■ GIVEN DATA
-=-=-
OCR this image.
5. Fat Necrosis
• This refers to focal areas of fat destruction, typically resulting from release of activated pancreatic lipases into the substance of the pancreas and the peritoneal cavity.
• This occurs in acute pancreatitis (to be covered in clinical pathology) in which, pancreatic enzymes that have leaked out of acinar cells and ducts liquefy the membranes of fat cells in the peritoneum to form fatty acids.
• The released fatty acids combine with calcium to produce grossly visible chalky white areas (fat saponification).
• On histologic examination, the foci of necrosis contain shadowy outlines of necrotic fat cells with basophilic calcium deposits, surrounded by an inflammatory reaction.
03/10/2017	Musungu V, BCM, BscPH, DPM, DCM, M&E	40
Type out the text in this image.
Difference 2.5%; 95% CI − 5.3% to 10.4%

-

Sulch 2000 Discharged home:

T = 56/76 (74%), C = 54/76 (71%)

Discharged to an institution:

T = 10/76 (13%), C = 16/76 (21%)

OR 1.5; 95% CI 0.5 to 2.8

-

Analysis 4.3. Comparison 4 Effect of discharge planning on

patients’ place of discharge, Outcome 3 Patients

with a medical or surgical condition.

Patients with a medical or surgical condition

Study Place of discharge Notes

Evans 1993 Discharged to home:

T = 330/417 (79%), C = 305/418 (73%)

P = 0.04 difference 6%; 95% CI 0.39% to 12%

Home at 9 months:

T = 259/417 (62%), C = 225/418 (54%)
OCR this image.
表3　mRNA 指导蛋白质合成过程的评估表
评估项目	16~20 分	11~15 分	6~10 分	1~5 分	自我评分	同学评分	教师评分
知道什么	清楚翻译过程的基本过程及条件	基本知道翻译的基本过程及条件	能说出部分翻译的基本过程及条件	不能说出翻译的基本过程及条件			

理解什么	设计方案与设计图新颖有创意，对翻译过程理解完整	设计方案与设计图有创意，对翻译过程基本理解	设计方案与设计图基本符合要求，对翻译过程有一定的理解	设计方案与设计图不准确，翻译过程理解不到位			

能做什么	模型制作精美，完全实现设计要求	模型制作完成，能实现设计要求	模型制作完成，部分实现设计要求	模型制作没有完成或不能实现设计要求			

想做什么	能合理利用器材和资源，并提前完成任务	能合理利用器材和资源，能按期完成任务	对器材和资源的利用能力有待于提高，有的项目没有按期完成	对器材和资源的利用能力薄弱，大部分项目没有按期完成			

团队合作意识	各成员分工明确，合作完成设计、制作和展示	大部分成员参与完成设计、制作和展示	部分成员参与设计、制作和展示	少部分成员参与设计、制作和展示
-=-=-
Only the lines containing "condition" are needed; pull them out of the listing.

■ ANSWER
with a medical or surgical condition.
Patients with a medical or surgical condition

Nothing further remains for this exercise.